• _Problem to solve_: Copy the rows from the line containing "monitor-status: Active: [73, 350, 466, 371]" through the line containing "672, 1205, 693]", swapping "interactable" for "clickable" and leaving everything else unchanged.

--- start of Available data ---

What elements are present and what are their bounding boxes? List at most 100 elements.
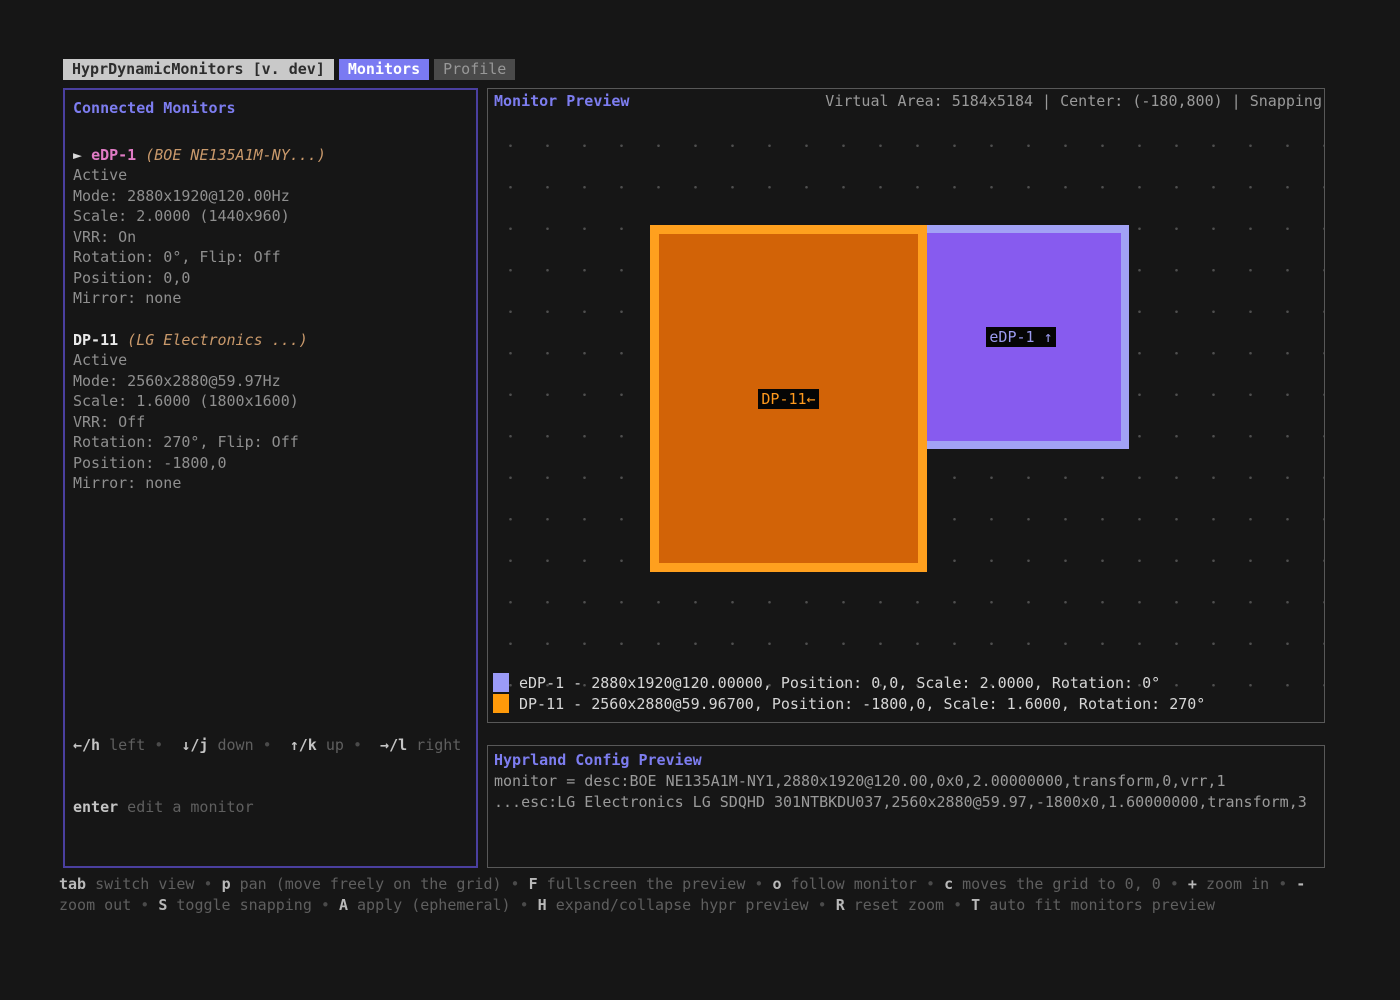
monitor-status: Active: [73, 350, 466, 371]
tab-bar: HyprDynamicMonitors [v. dev] Monitors Pr…: [63, 59, 515, 80]
preview-monitor-edp1[interactable]: eDP-1 ↑: [913, 225, 1129, 449]
global-keyboard-hints: tab switch view • p pan (move freely on …: [59, 874, 1351, 916]
separator-dot: •: [194, 875, 221, 893]
footer-hints-line2: zoom out • S toggle snapping • A apply (…: [59, 895, 1351, 916]
tab-profile[interactable]: Profile: [434, 59, 515, 80]
hint-right: right: [407, 736, 461, 754]
monitor-list-item-edp1[interactable]: ► eDP-1 (BOE NE135A1M-NY...) Active Mode…: [73, 145, 466, 309]
monitor-mode: Mode: 2880x1920@120.00Hz: [73, 186, 466, 207]
legend-row-edp1: eDP-1 - 2880x1920@120.00000, Position: 0…: [493, 672, 1205, 693]
app-window: HyprDynamicMonitors [v. dev] Monitors Pr…: [0, 0, 1400, 1000]
config-title: Hyprland Config Preview: [494, 750, 1318, 771]
monitor-status: Active: [73, 165, 466, 186]
connected-monitors-panel: Connected Monitors ► eDP-1 (BOE NE135A1M…: [63, 88, 478, 868]
preview-monitor-dp11-label: DP-11←: [758, 389, 818, 409]
legend-text-edp1: eDP-1 - 2880x1920@120.00000, Position: 0…: [519, 674, 1160, 692]
hint-toggle-snapping: toggle snapping: [167, 896, 312, 914]
separator-dot: •: [917, 875, 944, 893]
separator-dot: •: [145, 736, 172, 754]
monitor-mirror: Mirror: none: [73, 473, 466, 494]
hint-down: down: [208, 736, 253, 754]
legend-swatch-edp1: [493, 673, 509, 692]
config-line-1: monitor = desc:BOE NE135A1M-NY1,2880x192…: [494, 771, 1318, 792]
hint-auto-fit: auto fit monitors preview: [980, 896, 1215, 914]
monitor-vrr: VRR: Off: [73, 412, 466, 433]
separator-dot: •: [344, 736, 371, 754]
key-plus: +: [1188, 875, 1197, 893]
monitor-rotation: Rotation: 0°, Flip: Off: [73, 247, 466, 268]
config-line-2: ...esc:LG Electronics LG SDQHD 301NTBKDU…: [494, 792, 1318, 813]
hint-expand-collapse: expand/collapse hypr preview: [547, 896, 809, 914]
preview-legend: eDP-1 - 2880x1920@120.00000, Position: 0…: [493, 672, 1205, 714]
key-t: T: [971, 896, 980, 914]
hint-fullscreen: fullscreen the preview: [538, 875, 746, 893]
monitor-name: eDP-1: [91, 146, 136, 164]
hint-enter: edit a monitor: [118, 798, 253, 816]
hint-pan: pan (move freely on the grid): [231, 875, 502, 893]
legend-text-dp11: DP-11 - 2560x2880@59.96700, Position: -1…: [519, 695, 1205, 713]
separator-dot: •: [502, 875, 529, 893]
hint-follow-monitor: follow monitor: [782, 875, 917, 893]
key-down: ↓/j: [172, 736, 208, 754]
connected-monitors-title: Connected Monitors: [73, 98, 466, 119]
monitor-description: (BOE NE135A1M-NY...): [136, 146, 326, 164]
monitor-rotation: Rotation: 270°, Flip: Off: [73, 432, 466, 453]
hint-switch-view: switch view: [86, 875, 194, 893]
footer-hints-line1: tab switch view • p pan (move freely on …: [59, 874, 1351, 895]
monitor-name-row: DP-11 (LG Electronics ...): [73, 330, 466, 351]
key-p: p: [222, 875, 231, 893]
key-r: R: [836, 896, 845, 914]
monitor-name-row: ► eDP-1 (BOE NE135A1M-NY...): [73, 145, 466, 166]
monitor-mirror: Mirror: none: [73, 288, 466, 309]
key-minus: -: [1296, 875, 1305, 893]
hint-center-grid: moves the grid to 0, 0: [953, 875, 1161, 893]
separator-dot: •: [511, 896, 538, 914]
hint-zoom-out: zoom out: [59, 896, 131, 914]
preview-header: Monitor Preview Virtual Area: 5184x5184 …: [488, 89, 1324, 113]
key-o: o: [772, 875, 781, 893]
separator-dot: •: [1161, 875, 1188, 893]
preview-title: Monitor Preview: [494, 92, 629, 110]
monitor-preview-panel: Monitor Preview Virtual Area: 5184x5184 …: [487, 88, 1325, 723]
monitor-description: (LG Electronics ...): [118, 331, 308, 349]
preview-status-info: Virtual Area: 5184x5184 | Center: (-180,…: [825, 92, 1322, 110]
app-title: HyprDynamicMonitors [v. dev]: [63, 59, 334, 80]
separator-dot: •: [745, 875, 772, 893]
key-left: ←/h: [73, 736, 100, 754]
monitor-name: DP-11: [73, 331, 118, 349]
key-f: F: [529, 875, 538, 893]
key-enter: enter: [73, 798, 118, 816]
sidebar-hints-line1: ←/h left • ↓/j down • ↑/k up • →/l right: [73, 735, 466, 756]
preview-monitor-dp11[interactable]: DP-11←: [650, 225, 927, 572]
sidebar-keyboard-hints: ←/h left • ↓/j down • ↑/k up • →/l right…: [73, 694, 466, 858]
hint-reset-zoom: reset zoom: [845, 896, 944, 914]
monitor-vrr: VRR: On: [73, 227, 466, 248]
monitor-list-item-dp11[interactable]: DP-11 (LG Electronics ...) Active Mode: …: [73, 330, 466, 494]
separator-dot: •: [254, 736, 281, 754]
separator-dot: •: [131, 896, 158, 914]
key-tab: tab: [59, 875, 86, 893]
hyprland-config-panel: Hyprland Config Preview monitor = desc:B…: [487, 745, 1325, 868]
monitor-position: Position: -1800,0: [73, 453, 466, 474]
key-c: c: [944, 875, 953, 893]
separator-dot: •: [944, 896, 971, 914]
monitor-mode: Mode: 2560x2880@59.97Hz: [73, 371, 466, 392]
hint-zoom-in: zoom in: [1197, 875, 1269, 893]
separator-dot: •: [1269, 875, 1296, 893]
monitor-scale: Scale: 2.0000 (1440x960): [73, 206, 466, 227]
key-a: A: [339, 896, 348, 914]
separator-dot: •: [312, 896, 339, 914]
sidebar-hints-line2: enter edit a monitor: [73, 797, 466, 818]
hint-left: left: [100, 736, 145, 754]
key-up: ↑/k: [281, 736, 317, 754]
monitor-scale: Scale: 1.6000 (1800x1600): [73, 391, 466, 412]
hint-apply: apply (ephemeral): [348, 896, 511, 914]
monitor-position: Position: 0,0: [73, 268, 466, 289]
tab-monitors[interactable]: Monitors: [339, 59, 429, 80]
selection-arrow-icon: ►: [73, 146, 91, 164]
separator-dot: •: [809, 896, 836, 914]
key-h: H: [538, 896, 547, 914]
legend-swatch-dp11: [493, 694, 509, 713]
key-right: →/l: [371, 736, 407, 754]
legend-row-dp11: DP-11 - 2560x2880@59.96700, Position: -1…: [493, 693, 1205, 714]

--- end of Available data ---

• _Written solution_:
monitor-status: Active: [73, 350, 466, 371]
tab-bar: HyprDynamicMonitors [v. dev] Monitors Pr…: [63, 59, 515, 80]
preview-monitor-edp1[clickable]: eDP-1 ↑: [913, 225, 1129, 449]
global-keyboard-hints: tab switch view • p pan (move freely on …: [59, 874, 1351, 916]
separator-dot: •: [194, 875, 221, 893]
footer-hints-line2: zoom out • S toggle snapping • A apply (…: [59, 895, 1351, 916]
tab-profile[clickable]: Profile: [434, 59, 515, 80]
hint-right: right: [407, 736, 461, 754]
monitor-list-item-edp1[clickable]: ► eDP-1 (BOE NE135A1M-NY...) Active Mode…: [73, 145, 466, 309]
monitor-mode: Mode: 2880x1920@120.00Hz: [73, 186, 466, 207]
legend-row-edp1: eDP-1 - 2880x1920@120.00000, Position: 0…: [493, 672, 1205, 693]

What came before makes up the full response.